- EXERCISE REQUIREMENTS:
Find all the lines with "title" and gather them.

- Dataset rows:
══════════
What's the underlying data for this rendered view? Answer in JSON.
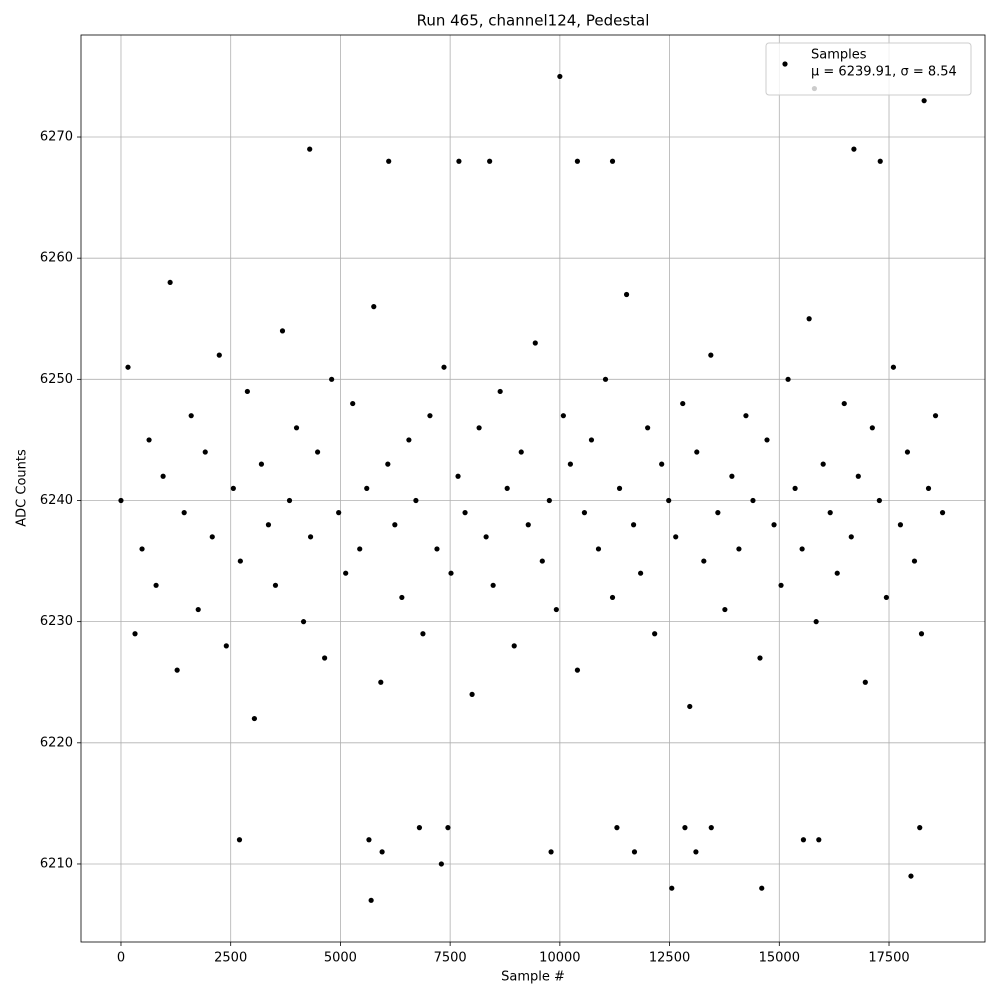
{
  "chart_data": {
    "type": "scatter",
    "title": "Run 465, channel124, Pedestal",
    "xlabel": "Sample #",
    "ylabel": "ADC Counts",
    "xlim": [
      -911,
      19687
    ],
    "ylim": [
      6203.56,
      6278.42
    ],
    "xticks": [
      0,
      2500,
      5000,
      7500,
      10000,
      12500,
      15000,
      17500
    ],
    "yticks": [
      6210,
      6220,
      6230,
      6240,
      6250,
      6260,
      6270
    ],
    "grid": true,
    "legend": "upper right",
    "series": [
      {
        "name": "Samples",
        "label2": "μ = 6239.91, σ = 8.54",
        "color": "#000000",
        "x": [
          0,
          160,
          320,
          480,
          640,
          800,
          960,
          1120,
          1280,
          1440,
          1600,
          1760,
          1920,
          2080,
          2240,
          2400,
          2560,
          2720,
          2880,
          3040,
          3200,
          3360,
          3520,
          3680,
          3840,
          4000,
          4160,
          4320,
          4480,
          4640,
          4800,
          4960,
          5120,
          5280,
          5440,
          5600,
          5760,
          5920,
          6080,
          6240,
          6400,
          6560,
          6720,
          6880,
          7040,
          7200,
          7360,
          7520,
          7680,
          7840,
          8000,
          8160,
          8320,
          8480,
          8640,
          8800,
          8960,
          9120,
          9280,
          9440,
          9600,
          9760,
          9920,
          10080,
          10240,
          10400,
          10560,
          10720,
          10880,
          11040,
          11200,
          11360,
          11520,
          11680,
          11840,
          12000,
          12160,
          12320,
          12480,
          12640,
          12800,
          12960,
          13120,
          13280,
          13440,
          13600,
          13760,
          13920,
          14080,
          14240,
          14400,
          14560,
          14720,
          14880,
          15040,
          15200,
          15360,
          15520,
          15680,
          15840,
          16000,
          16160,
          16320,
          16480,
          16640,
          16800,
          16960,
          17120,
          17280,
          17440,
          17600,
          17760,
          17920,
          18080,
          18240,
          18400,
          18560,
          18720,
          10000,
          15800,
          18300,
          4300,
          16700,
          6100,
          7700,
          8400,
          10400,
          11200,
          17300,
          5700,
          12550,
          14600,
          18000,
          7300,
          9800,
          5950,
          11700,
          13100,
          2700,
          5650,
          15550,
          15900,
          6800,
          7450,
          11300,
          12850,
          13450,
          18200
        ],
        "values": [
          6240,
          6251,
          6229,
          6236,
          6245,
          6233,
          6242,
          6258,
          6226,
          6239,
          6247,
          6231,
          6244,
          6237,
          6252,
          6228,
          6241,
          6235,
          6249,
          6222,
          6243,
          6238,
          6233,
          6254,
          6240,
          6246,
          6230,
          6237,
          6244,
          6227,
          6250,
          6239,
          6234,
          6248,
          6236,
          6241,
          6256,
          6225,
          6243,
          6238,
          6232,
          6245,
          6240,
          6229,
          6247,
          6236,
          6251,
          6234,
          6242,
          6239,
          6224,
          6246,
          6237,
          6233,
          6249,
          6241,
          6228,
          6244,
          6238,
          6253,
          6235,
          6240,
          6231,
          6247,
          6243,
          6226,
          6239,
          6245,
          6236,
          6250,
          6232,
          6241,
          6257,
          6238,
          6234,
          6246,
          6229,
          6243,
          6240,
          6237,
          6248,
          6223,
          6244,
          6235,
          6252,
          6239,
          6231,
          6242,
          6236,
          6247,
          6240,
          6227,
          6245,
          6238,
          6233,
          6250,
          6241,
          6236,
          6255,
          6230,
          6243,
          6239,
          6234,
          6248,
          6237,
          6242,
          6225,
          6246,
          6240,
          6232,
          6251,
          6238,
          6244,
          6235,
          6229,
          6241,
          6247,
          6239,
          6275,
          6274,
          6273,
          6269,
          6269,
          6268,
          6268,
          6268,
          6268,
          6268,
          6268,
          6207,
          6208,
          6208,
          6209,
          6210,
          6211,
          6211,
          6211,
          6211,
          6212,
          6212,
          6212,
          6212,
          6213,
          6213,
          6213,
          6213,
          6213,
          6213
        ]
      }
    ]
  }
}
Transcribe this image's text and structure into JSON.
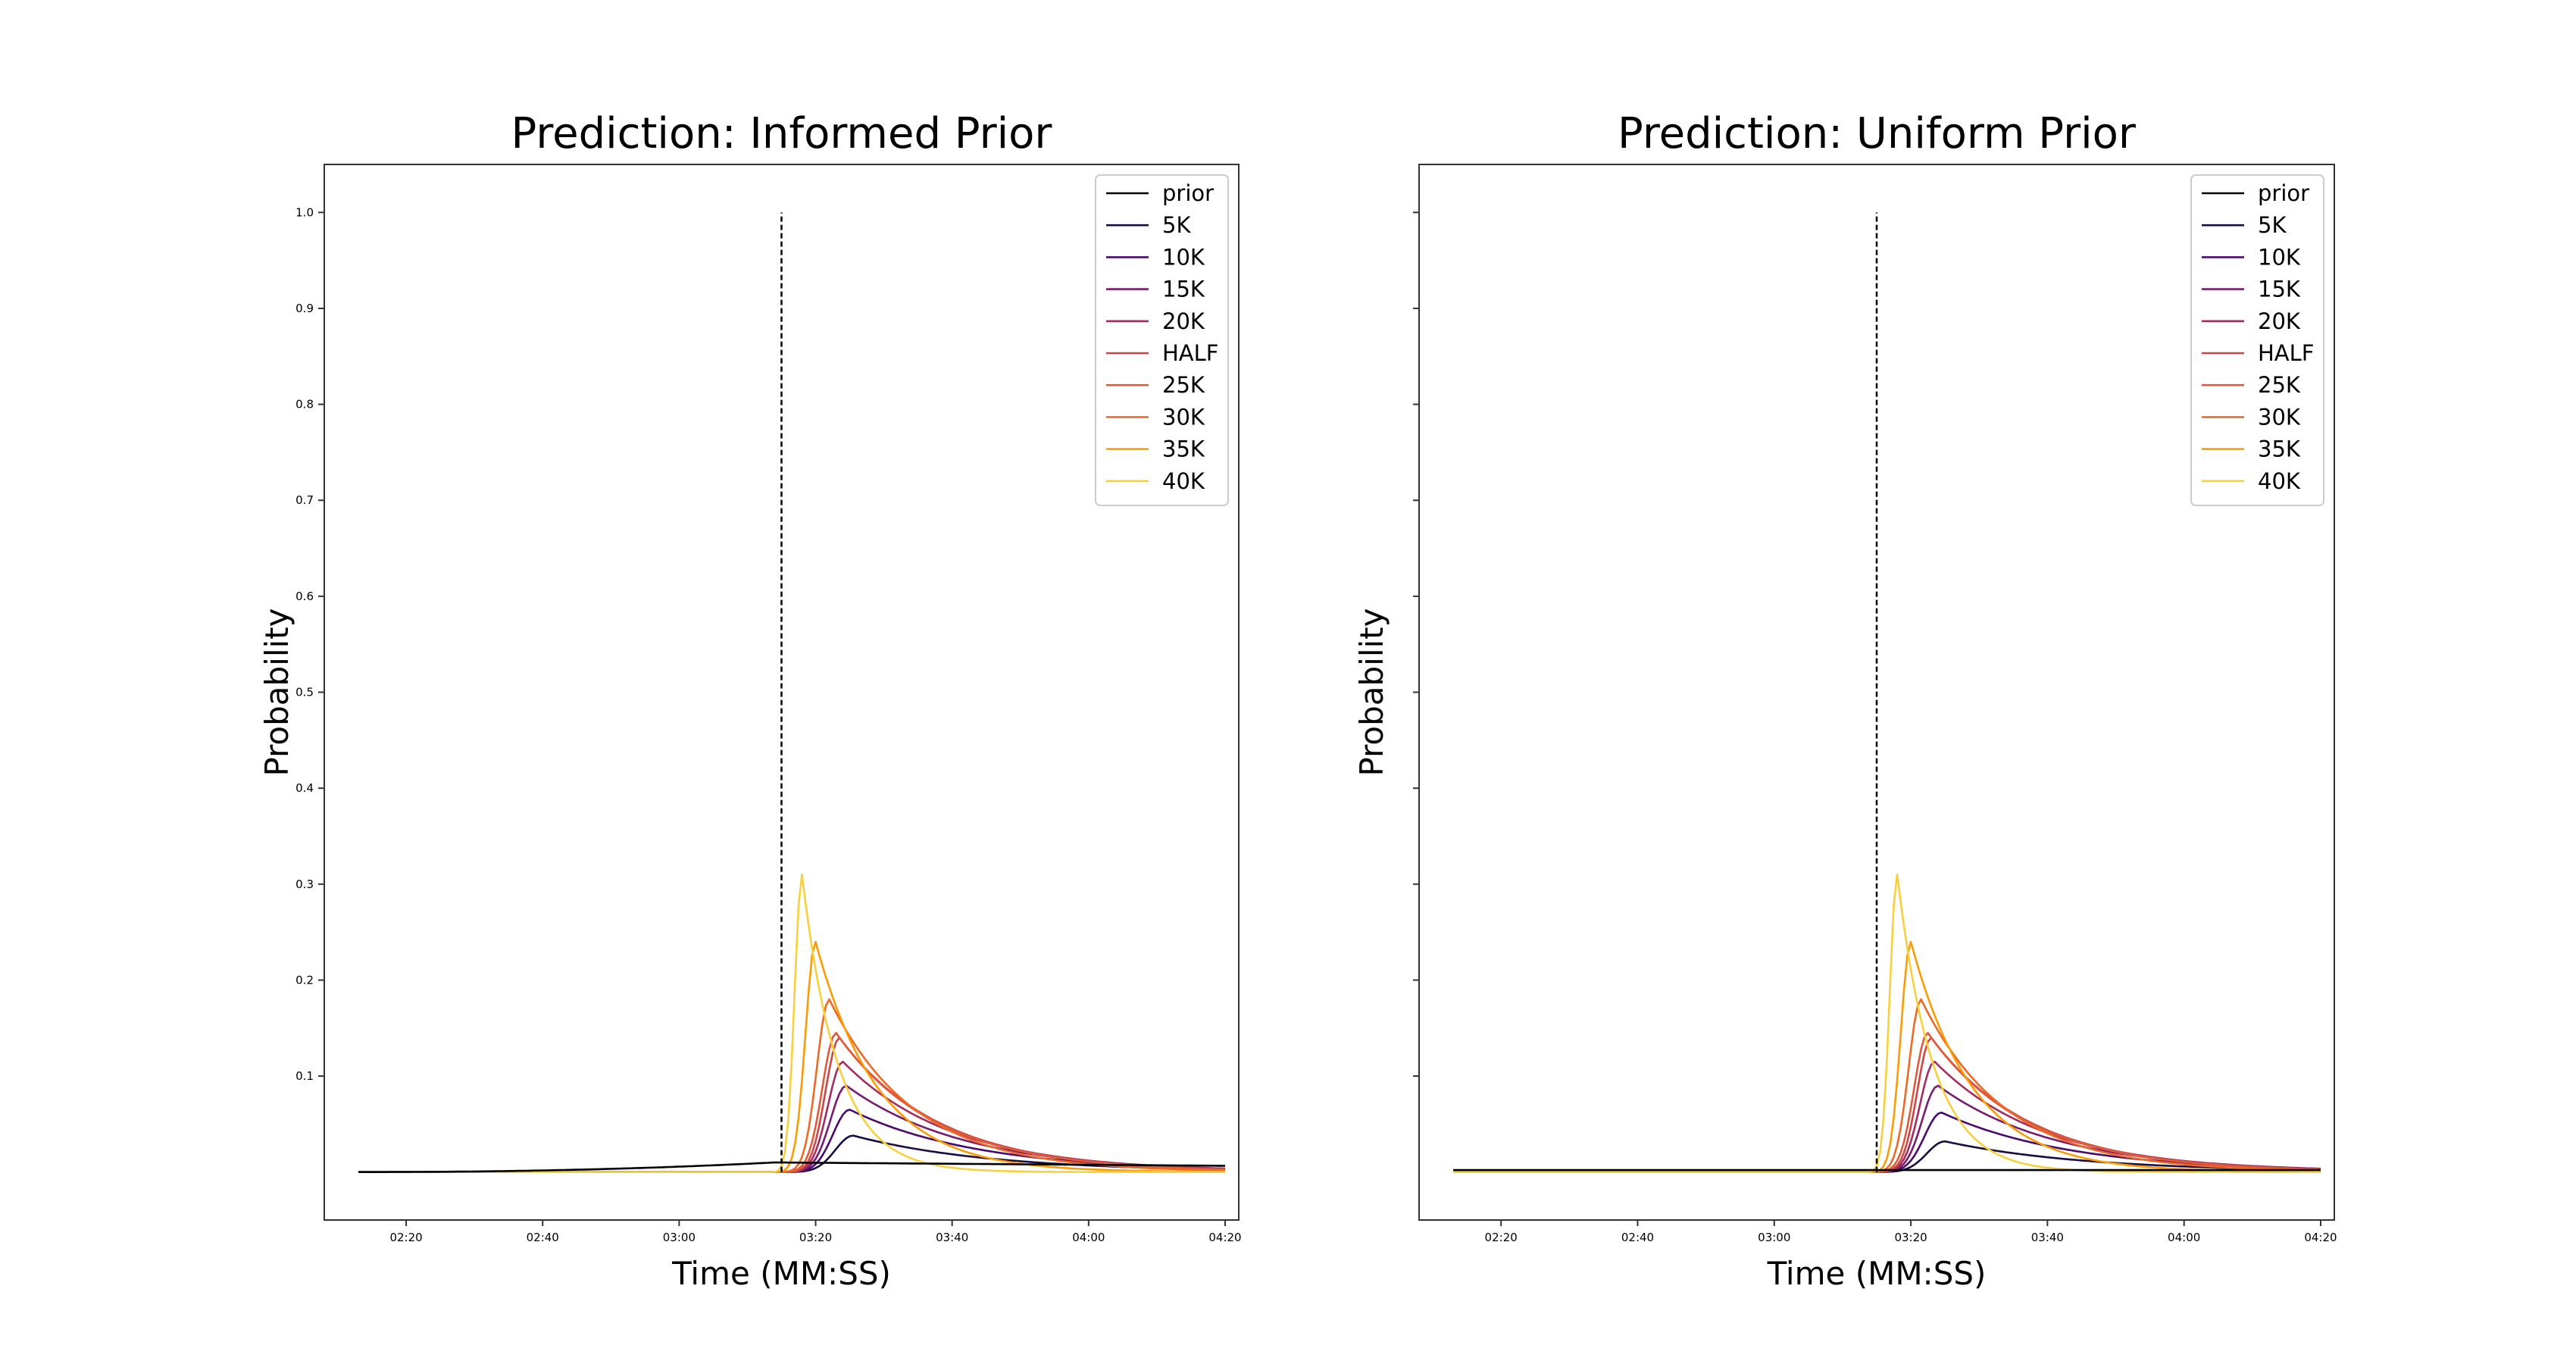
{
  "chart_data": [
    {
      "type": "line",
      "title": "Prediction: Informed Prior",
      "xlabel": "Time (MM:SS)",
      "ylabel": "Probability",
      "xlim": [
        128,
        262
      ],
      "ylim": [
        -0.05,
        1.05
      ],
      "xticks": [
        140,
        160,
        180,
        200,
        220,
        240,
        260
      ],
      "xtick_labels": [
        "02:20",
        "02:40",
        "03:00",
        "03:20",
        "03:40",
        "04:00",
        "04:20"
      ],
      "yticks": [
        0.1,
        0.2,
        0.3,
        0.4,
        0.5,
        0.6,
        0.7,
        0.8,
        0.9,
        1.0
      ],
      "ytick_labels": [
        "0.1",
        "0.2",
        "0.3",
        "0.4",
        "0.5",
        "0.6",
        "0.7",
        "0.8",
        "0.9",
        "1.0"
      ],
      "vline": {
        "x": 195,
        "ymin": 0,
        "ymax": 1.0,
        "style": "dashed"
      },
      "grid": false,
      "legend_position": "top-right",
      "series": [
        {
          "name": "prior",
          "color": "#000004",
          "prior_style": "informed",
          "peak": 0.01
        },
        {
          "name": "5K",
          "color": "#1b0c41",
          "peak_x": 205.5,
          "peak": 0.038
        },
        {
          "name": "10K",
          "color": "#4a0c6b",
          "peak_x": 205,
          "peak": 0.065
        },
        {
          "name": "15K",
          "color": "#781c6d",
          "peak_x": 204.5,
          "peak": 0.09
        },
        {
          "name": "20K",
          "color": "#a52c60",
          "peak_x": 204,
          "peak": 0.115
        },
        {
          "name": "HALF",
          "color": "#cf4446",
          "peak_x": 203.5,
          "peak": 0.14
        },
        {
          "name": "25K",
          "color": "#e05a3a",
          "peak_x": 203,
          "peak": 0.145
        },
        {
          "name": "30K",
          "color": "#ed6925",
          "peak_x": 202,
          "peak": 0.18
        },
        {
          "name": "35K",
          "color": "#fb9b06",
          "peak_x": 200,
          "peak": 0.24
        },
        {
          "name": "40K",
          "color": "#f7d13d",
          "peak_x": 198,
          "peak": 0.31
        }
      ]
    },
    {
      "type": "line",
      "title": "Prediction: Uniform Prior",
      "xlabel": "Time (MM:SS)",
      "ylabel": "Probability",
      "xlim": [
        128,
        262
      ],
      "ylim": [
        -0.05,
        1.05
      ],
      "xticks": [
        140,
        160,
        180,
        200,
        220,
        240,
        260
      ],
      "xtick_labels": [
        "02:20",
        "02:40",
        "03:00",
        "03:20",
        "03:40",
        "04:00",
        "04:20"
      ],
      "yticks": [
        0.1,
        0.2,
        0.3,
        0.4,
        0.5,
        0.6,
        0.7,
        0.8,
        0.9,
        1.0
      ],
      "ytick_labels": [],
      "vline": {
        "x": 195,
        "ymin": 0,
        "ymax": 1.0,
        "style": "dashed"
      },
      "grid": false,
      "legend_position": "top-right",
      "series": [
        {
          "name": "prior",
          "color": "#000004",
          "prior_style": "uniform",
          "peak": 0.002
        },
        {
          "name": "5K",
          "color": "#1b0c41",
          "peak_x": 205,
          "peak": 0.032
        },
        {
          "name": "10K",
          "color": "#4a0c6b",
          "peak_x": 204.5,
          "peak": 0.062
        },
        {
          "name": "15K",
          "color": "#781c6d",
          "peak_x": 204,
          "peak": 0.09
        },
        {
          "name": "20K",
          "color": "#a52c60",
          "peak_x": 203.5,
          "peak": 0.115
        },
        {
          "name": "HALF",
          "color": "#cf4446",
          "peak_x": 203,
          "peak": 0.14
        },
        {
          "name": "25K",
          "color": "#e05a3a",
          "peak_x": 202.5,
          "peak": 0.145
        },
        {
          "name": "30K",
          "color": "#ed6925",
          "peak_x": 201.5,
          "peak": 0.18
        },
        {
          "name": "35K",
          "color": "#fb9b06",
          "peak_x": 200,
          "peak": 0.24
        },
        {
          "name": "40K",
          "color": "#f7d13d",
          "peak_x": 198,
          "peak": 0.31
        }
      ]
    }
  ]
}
══════════
- REPLY TO THE TASK:
    "title": "Run 465, channel124, Pedestal",
      "title": "Prediction: Informed Prior",
      "title": "Prediction: Uniform Prior",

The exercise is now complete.